-- BEGIN --
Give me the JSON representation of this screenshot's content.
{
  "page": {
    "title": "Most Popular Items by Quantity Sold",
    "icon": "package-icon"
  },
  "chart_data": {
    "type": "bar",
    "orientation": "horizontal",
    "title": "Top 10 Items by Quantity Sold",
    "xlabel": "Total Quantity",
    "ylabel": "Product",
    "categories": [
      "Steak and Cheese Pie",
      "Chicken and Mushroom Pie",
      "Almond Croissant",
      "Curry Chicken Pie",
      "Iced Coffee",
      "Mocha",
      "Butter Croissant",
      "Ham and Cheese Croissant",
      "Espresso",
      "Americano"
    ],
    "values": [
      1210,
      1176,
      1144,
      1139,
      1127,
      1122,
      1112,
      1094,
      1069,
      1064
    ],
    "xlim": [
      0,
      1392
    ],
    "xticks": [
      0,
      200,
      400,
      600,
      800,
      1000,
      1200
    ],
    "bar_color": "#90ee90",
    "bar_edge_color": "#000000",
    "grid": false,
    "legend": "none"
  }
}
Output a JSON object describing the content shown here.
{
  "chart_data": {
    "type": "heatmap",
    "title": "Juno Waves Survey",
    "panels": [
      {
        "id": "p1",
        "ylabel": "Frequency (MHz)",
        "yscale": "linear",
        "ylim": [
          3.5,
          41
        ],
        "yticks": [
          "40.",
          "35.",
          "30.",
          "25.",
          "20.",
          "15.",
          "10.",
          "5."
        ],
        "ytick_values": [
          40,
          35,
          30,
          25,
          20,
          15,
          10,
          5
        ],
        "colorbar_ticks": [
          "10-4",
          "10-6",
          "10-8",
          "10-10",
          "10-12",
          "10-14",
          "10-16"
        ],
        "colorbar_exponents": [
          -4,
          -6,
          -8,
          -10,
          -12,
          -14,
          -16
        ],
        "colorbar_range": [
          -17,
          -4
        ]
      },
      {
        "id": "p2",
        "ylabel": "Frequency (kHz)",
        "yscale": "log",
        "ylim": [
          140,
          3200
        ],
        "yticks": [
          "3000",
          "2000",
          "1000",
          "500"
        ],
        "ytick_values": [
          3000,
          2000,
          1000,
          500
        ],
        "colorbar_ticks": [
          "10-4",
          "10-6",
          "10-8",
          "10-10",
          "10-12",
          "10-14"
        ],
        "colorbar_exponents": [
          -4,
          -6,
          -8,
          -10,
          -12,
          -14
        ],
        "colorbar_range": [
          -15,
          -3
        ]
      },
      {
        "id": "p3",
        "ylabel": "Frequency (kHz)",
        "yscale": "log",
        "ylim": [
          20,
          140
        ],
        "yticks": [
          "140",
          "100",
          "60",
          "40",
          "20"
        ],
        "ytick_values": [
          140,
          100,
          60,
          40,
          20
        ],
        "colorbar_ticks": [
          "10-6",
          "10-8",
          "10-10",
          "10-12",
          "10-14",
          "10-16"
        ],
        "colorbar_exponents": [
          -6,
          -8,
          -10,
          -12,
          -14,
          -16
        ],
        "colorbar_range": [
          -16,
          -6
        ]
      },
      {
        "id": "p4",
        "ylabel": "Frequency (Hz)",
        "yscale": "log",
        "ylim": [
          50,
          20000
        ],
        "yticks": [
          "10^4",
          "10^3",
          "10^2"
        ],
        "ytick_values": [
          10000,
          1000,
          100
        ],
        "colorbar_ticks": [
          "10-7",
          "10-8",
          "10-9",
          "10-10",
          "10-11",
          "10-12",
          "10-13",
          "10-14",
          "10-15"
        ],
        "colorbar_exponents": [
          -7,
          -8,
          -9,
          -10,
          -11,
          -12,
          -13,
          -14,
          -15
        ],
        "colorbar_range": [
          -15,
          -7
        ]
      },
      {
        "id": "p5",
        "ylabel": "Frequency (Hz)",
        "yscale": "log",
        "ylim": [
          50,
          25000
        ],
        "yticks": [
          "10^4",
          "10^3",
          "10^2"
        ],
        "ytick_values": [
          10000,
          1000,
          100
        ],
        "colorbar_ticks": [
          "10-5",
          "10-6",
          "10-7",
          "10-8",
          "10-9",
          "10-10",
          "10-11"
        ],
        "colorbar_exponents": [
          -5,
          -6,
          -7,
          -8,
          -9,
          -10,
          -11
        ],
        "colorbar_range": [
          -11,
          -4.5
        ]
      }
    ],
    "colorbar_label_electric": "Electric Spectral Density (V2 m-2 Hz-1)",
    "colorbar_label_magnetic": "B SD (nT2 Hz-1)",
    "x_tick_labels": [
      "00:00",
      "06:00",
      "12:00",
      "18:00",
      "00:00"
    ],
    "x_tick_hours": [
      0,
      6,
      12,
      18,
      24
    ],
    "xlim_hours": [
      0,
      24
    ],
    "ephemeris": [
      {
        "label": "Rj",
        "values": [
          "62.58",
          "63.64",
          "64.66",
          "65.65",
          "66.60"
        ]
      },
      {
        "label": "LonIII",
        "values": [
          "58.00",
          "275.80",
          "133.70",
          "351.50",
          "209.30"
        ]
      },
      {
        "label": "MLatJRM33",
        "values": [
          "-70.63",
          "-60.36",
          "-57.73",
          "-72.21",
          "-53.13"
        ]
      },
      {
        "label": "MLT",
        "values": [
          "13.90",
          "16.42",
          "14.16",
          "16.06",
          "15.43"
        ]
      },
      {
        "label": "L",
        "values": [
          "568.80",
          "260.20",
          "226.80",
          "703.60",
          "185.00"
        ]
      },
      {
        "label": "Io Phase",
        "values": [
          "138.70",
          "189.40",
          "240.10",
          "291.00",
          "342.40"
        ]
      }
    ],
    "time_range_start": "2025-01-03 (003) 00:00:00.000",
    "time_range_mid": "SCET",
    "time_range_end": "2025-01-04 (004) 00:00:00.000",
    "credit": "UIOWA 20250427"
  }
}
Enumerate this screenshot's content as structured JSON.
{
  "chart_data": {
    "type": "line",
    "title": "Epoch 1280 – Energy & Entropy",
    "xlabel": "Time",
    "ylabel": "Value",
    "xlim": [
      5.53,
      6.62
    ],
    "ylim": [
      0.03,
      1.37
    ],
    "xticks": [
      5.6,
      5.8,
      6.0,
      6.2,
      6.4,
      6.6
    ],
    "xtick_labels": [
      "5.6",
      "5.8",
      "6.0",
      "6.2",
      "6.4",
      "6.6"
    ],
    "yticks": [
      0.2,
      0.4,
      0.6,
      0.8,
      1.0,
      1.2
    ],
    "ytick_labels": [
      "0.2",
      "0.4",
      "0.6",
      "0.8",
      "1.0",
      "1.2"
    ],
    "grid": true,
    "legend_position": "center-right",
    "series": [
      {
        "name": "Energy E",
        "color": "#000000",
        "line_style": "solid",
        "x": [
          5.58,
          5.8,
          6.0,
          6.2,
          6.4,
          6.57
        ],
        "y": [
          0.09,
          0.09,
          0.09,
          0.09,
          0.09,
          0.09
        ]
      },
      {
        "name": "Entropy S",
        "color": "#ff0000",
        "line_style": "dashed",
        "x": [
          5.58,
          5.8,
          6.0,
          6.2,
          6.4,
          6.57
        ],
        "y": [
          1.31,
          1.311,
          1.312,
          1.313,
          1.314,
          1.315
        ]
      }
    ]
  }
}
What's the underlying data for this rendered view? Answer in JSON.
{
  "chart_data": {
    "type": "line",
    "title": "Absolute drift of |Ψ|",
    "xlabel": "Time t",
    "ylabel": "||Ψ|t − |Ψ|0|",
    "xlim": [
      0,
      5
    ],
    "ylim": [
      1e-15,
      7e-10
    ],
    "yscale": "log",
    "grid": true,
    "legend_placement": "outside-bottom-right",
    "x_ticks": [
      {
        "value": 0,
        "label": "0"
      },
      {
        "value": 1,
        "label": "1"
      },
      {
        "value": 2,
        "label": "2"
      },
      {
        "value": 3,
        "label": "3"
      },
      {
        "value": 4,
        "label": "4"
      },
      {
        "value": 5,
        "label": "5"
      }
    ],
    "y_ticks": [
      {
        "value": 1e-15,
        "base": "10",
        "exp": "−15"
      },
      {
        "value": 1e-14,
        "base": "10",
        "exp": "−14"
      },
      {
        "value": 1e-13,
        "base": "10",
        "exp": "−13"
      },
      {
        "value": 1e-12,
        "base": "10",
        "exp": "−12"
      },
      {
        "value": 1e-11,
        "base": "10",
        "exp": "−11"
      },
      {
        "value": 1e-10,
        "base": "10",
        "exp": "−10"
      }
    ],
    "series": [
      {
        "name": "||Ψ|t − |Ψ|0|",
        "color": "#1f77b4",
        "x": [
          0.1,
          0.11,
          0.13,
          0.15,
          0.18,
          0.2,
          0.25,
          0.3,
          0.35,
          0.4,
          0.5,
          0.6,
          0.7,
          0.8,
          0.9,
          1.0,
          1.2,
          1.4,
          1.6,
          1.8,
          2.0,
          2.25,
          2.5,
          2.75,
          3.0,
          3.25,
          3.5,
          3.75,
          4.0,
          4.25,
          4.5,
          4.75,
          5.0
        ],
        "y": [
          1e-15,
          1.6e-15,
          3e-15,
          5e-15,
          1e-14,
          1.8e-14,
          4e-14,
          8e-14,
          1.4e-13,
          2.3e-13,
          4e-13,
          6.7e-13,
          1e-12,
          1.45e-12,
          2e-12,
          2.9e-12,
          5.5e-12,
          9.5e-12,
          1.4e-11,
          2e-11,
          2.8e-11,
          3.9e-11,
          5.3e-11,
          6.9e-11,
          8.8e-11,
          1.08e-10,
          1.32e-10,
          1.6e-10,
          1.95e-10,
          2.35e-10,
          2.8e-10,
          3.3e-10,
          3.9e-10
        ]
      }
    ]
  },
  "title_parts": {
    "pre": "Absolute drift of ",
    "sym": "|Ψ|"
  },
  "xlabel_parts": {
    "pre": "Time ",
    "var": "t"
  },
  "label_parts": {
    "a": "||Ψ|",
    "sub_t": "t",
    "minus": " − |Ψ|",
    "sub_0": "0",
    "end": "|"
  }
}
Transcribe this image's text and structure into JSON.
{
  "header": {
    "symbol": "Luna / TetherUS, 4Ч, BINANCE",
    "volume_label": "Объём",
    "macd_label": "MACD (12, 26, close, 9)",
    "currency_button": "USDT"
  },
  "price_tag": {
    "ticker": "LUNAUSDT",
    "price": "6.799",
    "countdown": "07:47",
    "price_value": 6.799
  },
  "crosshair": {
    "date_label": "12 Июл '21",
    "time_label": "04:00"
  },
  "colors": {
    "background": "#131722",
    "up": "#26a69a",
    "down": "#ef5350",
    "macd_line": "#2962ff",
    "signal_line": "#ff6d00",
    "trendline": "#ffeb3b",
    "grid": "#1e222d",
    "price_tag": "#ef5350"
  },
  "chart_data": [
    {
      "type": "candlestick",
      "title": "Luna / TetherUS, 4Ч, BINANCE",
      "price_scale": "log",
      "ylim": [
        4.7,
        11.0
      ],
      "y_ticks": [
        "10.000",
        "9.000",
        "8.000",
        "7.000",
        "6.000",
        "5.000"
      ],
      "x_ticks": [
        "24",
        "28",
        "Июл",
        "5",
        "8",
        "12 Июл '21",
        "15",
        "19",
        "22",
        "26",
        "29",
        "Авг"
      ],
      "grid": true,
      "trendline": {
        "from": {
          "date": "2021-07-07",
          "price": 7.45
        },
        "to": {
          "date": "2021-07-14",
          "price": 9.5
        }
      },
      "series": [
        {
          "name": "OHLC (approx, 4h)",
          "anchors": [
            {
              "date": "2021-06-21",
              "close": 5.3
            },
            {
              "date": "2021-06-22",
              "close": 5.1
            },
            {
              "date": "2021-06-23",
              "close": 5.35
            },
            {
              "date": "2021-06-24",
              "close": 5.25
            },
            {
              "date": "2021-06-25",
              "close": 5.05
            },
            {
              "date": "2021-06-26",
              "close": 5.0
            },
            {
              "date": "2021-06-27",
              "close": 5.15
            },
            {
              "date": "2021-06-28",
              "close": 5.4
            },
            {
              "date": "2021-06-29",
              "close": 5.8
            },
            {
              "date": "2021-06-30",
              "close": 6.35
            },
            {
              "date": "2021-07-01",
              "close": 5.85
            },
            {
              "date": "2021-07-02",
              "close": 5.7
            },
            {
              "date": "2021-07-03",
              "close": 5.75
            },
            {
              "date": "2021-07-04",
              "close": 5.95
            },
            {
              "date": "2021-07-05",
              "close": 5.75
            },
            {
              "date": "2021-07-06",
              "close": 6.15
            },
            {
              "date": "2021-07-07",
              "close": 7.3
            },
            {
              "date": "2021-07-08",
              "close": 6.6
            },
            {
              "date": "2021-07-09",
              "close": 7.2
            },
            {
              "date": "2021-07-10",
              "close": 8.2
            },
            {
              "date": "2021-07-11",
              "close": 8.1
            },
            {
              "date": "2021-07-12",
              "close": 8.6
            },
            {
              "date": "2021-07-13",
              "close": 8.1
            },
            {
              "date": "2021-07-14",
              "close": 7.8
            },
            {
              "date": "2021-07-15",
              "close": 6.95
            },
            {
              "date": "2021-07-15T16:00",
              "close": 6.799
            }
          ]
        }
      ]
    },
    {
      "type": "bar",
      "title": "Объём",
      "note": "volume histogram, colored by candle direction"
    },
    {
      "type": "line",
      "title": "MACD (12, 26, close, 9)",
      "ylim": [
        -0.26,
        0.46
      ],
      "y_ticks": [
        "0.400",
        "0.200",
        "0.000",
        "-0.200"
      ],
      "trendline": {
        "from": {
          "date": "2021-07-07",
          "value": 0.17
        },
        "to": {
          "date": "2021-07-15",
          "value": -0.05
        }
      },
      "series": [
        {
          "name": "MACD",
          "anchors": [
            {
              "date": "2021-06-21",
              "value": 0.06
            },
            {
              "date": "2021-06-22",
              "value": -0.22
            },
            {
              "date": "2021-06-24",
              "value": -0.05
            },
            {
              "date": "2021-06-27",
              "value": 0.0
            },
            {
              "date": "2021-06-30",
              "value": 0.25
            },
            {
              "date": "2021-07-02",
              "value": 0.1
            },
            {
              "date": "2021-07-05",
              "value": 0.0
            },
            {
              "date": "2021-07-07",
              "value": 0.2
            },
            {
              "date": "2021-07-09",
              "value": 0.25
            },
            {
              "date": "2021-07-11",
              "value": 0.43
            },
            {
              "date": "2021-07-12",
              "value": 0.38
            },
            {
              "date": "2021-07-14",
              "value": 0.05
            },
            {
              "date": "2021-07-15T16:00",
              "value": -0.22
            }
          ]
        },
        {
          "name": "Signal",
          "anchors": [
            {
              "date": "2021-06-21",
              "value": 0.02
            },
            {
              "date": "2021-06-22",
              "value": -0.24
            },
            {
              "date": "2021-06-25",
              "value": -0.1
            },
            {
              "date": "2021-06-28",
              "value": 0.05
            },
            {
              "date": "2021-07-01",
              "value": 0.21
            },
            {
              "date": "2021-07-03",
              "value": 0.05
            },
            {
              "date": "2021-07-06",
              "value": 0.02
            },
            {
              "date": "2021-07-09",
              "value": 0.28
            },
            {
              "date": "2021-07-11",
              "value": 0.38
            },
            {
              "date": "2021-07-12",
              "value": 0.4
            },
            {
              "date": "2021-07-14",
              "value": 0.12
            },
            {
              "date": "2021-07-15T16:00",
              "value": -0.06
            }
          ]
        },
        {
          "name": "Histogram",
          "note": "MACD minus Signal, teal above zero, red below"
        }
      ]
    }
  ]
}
-- END --
=== GIVEN REQUEST ===
Of the lines above, copy each that contains "type".

=== TASK RESPONSE ===
    "type": "bar",
    "type": "heatmap",
    "type": "line",
    "type": "line",
      "type": "candlestick",
      "type": "bar",
      "type": "line",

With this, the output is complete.